start Extracted information
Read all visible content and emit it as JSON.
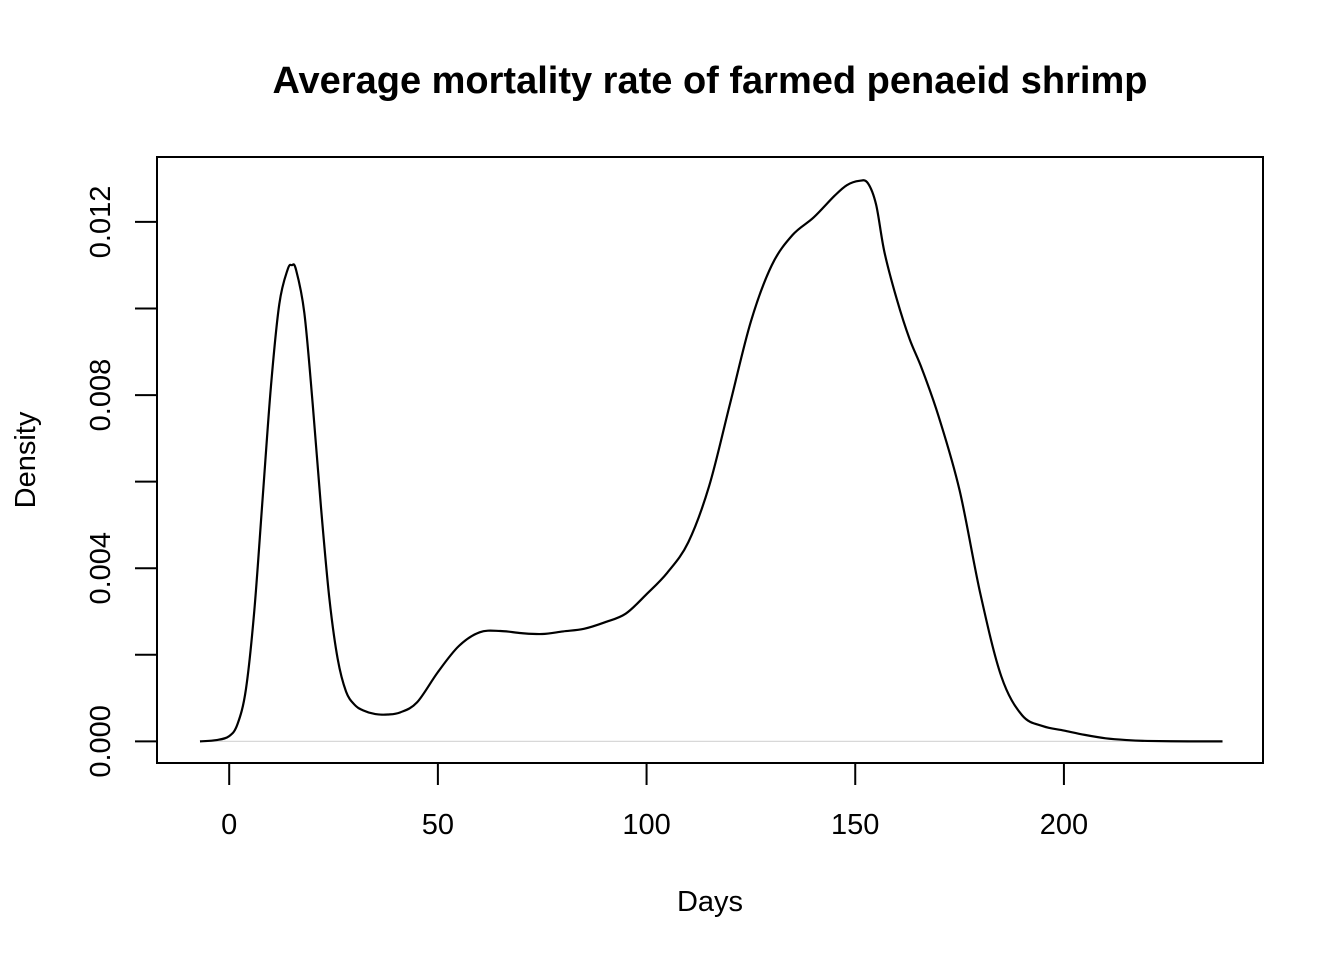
{
  "chart_data": {
    "type": "line",
    "title": "Average mortality rate of farmed penaeid shrimp",
    "xlabel": "Days",
    "ylabel": "Density",
    "xlim": [
      -17.3,
      247.7
    ],
    "ylim": [
      -0.0005,
      0.0135
    ],
    "x_ticks": [
      0,
      50,
      100,
      150,
      200
    ],
    "y_ticks": [
      0.0,
      0.002,
      0.004,
      0.006,
      0.008,
      0.01,
      0.012
    ],
    "y_tick_labels": [
      "0.000",
      "",
      "0.004",
      "",
      "0.008",
      "",
      "0.012"
    ],
    "grid": false,
    "legend": "none",
    "zero_reference_line": true,
    "colors": {
      "line": "#000000",
      "zero_line": "#d8d8d8"
    },
    "series": [
      {
        "x": [
          -7,
          -3,
          0,
          2,
          4,
          6,
          8,
          10,
          12,
          14,
          15,
          16,
          18,
          20,
          22,
          24,
          26,
          28,
          30,
          32,
          35,
          38,
          41,
          45,
          50,
          55,
          60,
          65,
          70,
          75,
          80,
          85,
          90,
          95,
          100,
          105,
          110,
          115,
          120,
          125,
          130,
          135,
          140,
          145,
          148,
          151,
          153,
          155,
          157,
          160,
          163,
          166,
          170,
          175,
          180,
          185,
          190,
          195,
          200,
          205,
          210,
          215,
          220,
          230,
          238
        ],
        "y": [
          0.0,
          3e-05,
          0.00012,
          0.0004,
          0.0012,
          0.003,
          0.0056,
          0.0082,
          0.0101,
          0.0109,
          0.011,
          0.0109,
          0.0099,
          0.0078,
          0.0054,
          0.0033,
          0.0019,
          0.00115,
          0.00085,
          0.00072,
          0.00063,
          0.00062,
          0.00067,
          0.0009,
          0.0016,
          0.0022,
          0.00252,
          0.00255,
          0.0025,
          0.00248,
          0.00254,
          0.0026,
          0.00275,
          0.00295,
          0.0034,
          0.0039,
          0.0046,
          0.0059,
          0.0078,
          0.0097,
          0.011,
          0.0117,
          0.0121,
          0.0126,
          0.01285,
          0.01295,
          0.0129,
          0.0124,
          0.0113,
          0.0102,
          0.0093,
          0.0086,
          0.0075,
          0.0058,
          0.0034,
          0.0015,
          0.0006,
          0.00035,
          0.00025,
          0.00015,
          7e-05,
          3e-05,
          1e-05,
          0.0,
          0.0
        ]
      }
    ]
  }
}
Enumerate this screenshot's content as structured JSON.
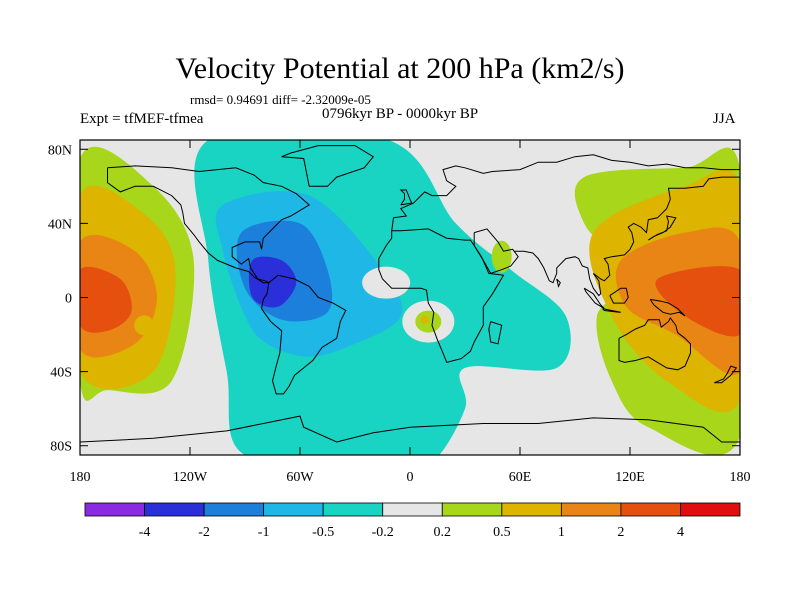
end Extracted information
Written request. Transcribe the whole listing, character for character, but not its images.

Result for this exercise.
Read all visible content and emit it as JSON.
{
  "chart_data": {
    "type": "line",
    "title": "Average mortality rate of farmed penaeid shrimp",
    "xlabel": "Days",
    "ylabel": "Density",
    "xlim": [
      -17.3,
      247.7
    ],
    "ylim": [
      -0.0005,
      0.0135
    ],
    "x_ticks": [
      0,
      50,
      100,
      150,
      200
    ],
    "y_ticks": [
      0.0,
      0.002,
      0.004,
      0.006,
      0.008,
      0.01,
      0.012
    ],
    "y_tick_labels": [
      "0.000",
      "",
      "0.004",
      "",
      "0.008",
      "",
      "0.012"
    ],
    "grid": false,
    "legend": "none",
    "zero_reference_line": true,
    "colors": {
      "line": "#000000",
      "zero_line": "#d8d8d8"
    },
    "series": [
      {
        "x": [
          -7,
          -3,
          0,
          2,
          4,
          6,
          8,
          10,
          12,
          14,
          15,
          16,
          18,
          20,
          22,
          24,
          26,
          28,
          30,
          32,
          35,
          38,
          41,
          45,
          50,
          55,
          60,
          65,
          70,
          75,
          80,
          85,
          90,
          95,
          100,
          105,
          110,
          115,
          120,
          125,
          130,
          135,
          140,
          145,
          148,
          151,
          153,
          155,
          157,
          160,
          163,
          166,
          170,
          175,
          180,
          185,
          190,
          195,
          200,
          205,
          210,
          215,
          220,
          230,
          238
        ],
        "y": [
          0.0,
          3e-05,
          0.00012,
          0.0004,
          0.0012,
          0.003,
          0.0056,
          0.0082,
          0.0101,
          0.0109,
          0.011,
          0.0109,
          0.0099,
          0.0078,
          0.0054,
          0.0033,
          0.0019,
          0.00115,
          0.00085,
          0.00072,
          0.00063,
          0.00062,
          0.00067,
          0.0009,
          0.0016,
          0.0022,
          0.00252,
          0.00255,
          0.0025,
          0.00248,
          0.00254,
          0.0026,
          0.00275,
          0.00295,
          0.0034,
          0.0039,
          0.0046,
          0.0059,
          0.0078,
          0.0097,
          0.011,
          0.0117,
          0.0121,
          0.0126,
          0.01285,
          0.01295,
          0.0129,
          0.0124,
          0.0113,
          0.0102,
          0.0093,
          0.0086,
          0.0075,
          0.0058,
          0.0034,
          0.0015,
          0.0006,
          0.00035,
          0.00025,
          0.00015,
          7e-05,
          3e-05,
          1e-05,
          0.0,
          0.0
        ]
      }
    ]
  }
}
Enumerate this screenshot's content as structured JSON.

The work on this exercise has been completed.